## OBJECTIVE:
Reproduce all the lines below exactly and omit the images.

[Data entries]

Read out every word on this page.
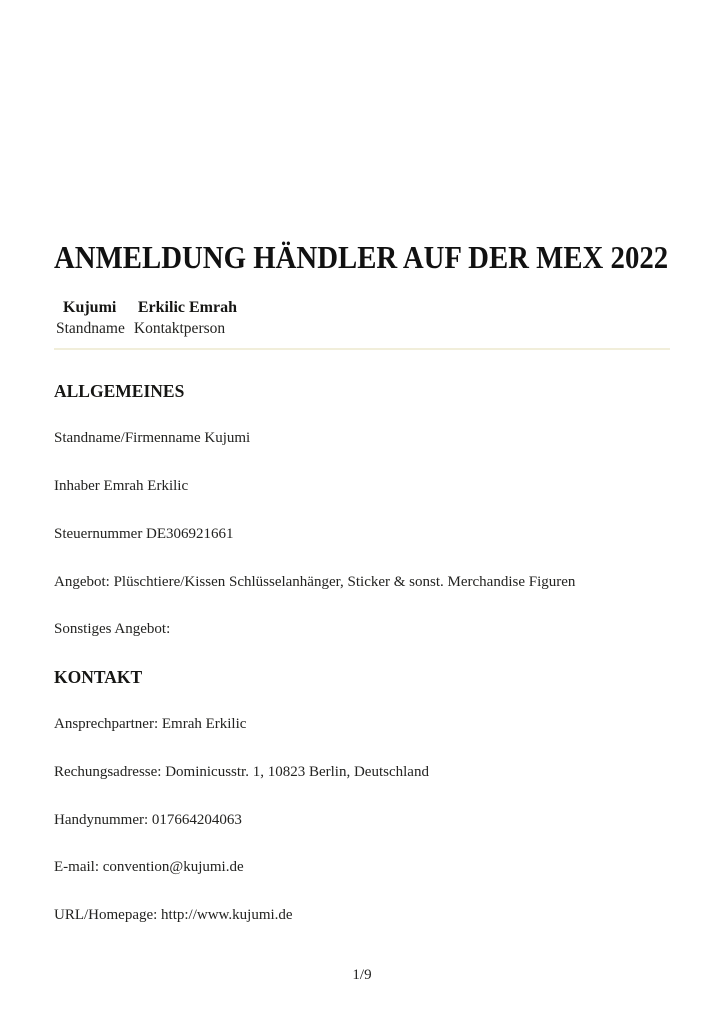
ANMELDUNG HÄNDLER AUF DER MEX 2022
Kujumi
Standname
Erkilic Emrah
Kontaktperson
ALLGEMEINES

Standname/Firmenname Kujumi

Inhaber Emrah Erkilic

Steuernummer DE306921661

Angebot: Plüschtiere/Kissen Schlüsselanhänger, Sticker & sonst. Merchandise Figuren

Sonstiges Angebot:

KONTAKT

Ansprechpartner: Emrah Erkilic

Rechungsadresse: Dominicusstr. 1, 10823 Berlin, Deutschland

Handynummer: 017664204063

E-mail: convention@kujumi.de

URL/Homepage: http://www.kujumi.de

1/9
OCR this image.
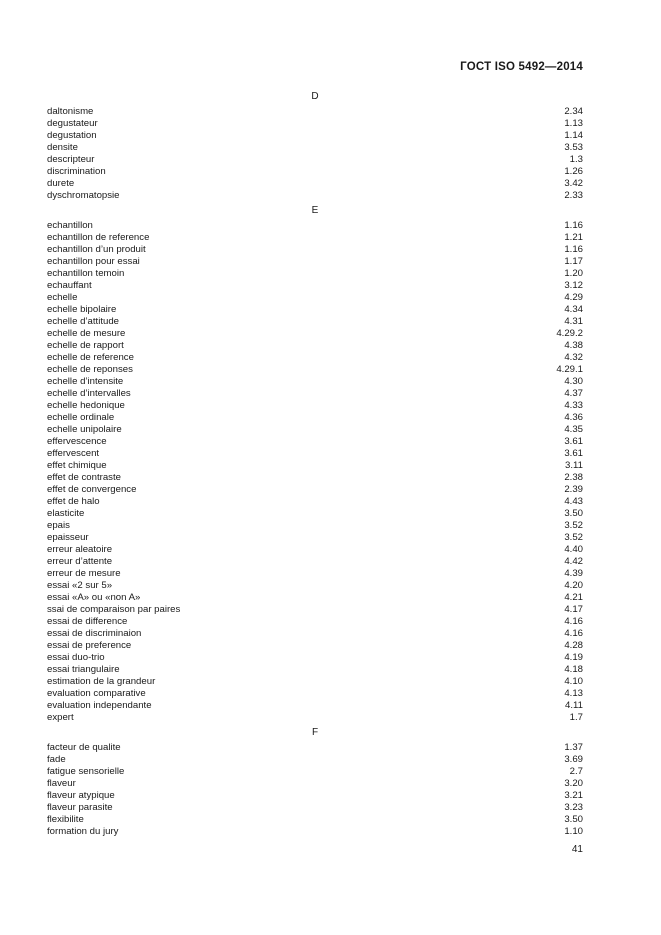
ГОСТ ISO 5492—2014
D
daltonisme	2.34
degustateur	1.13
degustation	1.14
densite	3.53
descripteur	1.3
discrimination	1.26
durete	3.42
dyschromatopsie	2.33
E
echantillon	1.16
echantillon de reference	1.21
echantillon d’un produit	1.16
echantillon pour essai	1.17
echantillon temoin	1.20
echauffant	3.12
echelle	4.29
echelle bipolaire	4.34
echelle d’attitude	4.31
echelle de mesure	4.29.2
echelle de rapport	4.38
echelle de reference	4.32
echelle de reponses	4.29.1
echelle d’intensite	4.30
echelle d’intervalles	4.37
echelle hedonique	4.33
echelle ordinale	4.36
echelle unipolaire	4.35
effervescence	3.61
effervescent	3.61
effet chimique	3.11
effet de contraste	2.38
effet de convergence	2.39
effet de halo	4.43
elasticite	3.50
epais	3.52
epaisseur	3.52
erreur aleatoire	4.40
erreur d’attente	4.42
erreur de mesure	4.39
essai «2 sur 5»	4.20
essai «A» ou «non A»	4.21
ssai de comparaison par paires	4.17
essai de difference	4.16
essai de discriminaion	4.16
essai de preference	4.28
essai duo-trio	4.19
essai triangulaire	4.18
estimation de la grandeur	4.10
evaluation comparative	4.13
evaluation independante	4.11
expert	1.7
F
facteur de qualite	1.37
fade	3.69
fatigue sensorielle	2.7
flaveur	3.20
flaveur atypique	3.21
flaveur parasite	3.23
flexibilite	3.50
formation du jury	1.10
41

## RESPONSE BELOW:
Read out every word on this page.
ANMELDUNG HÄNDLER AUF DER MEX 2022
Kujumi
Standname
Erkilic Emrah
Kontaktperson
ALLGEMEINES

Standname/Firmenname Kujumi

Inhaber Emrah Erkilic

Steuernummer DE306921661

Angebot: Plüschtiere/Kissen Schlüsselanhänger, Sticker & sonst. Merchandise Figuren

Sonstiges Angebot:

KONTAKT

Ansprechpartner: Emrah Erkilic

Rechungsadresse: Dominicusstr. 1, 10823 Berlin, Deutschland

Handynummer: 017664204063

E-mail: convention@kujumi.de

URL/Homepage: http://www.kujumi.de

1/9
OCR this image.
ГОСТ ISO 5492—2014
D
daltonisme	2.34
degustateur	1.13
degustation	1.14
densite	3.53
descripteur	1.3
discrimination	1.26
durete	3.42
dyschromatopsie	2.33
E
echantillon	1.16
echantillon de reference	1.21
echantillon d’un produit	1.16
echantillon pour essai	1.17
echantillon temoin	1.20
echauffant	3.12
echelle	4.29
echelle bipolaire	4.34
echelle d’attitude	4.31
echelle de mesure	4.29.2
echelle de rapport	4.38
echelle de reference	4.32
echelle de reponses	4.29.1
echelle d’intensite	4.30
echelle d’intervalles	4.37
echelle hedonique	4.33
echelle ordinale	4.36
echelle unipolaire	4.35
effervescence	3.61
effervescent	3.61
effet chimique	3.11
effet de contraste	2.38
effet de convergence	2.39
effet de halo	4.43
elasticite	3.50
epais	3.52
epaisseur	3.52
erreur aleatoire	4.40
erreur d’attente	4.42
erreur de mesure	4.39
essai «2 sur 5»	4.20
essai «A» ou «non A»	4.21
ssai de comparaison par paires	4.17
essai de difference	4.16
essai de discriminaion	4.16
essai de preference	4.28
essai duo-trio	4.19
essai triangulaire	4.18
estimation de la grandeur	4.10
evaluation comparative	4.13
evaluation independante	4.11
expert	1.7
F
facteur de qualite	1.37
fade	3.69
fatigue sensorielle	2.7
flaveur	3.20
flaveur atypique	3.21
flaveur parasite	3.23
flexibilite	3.50
formation du jury	1.10
41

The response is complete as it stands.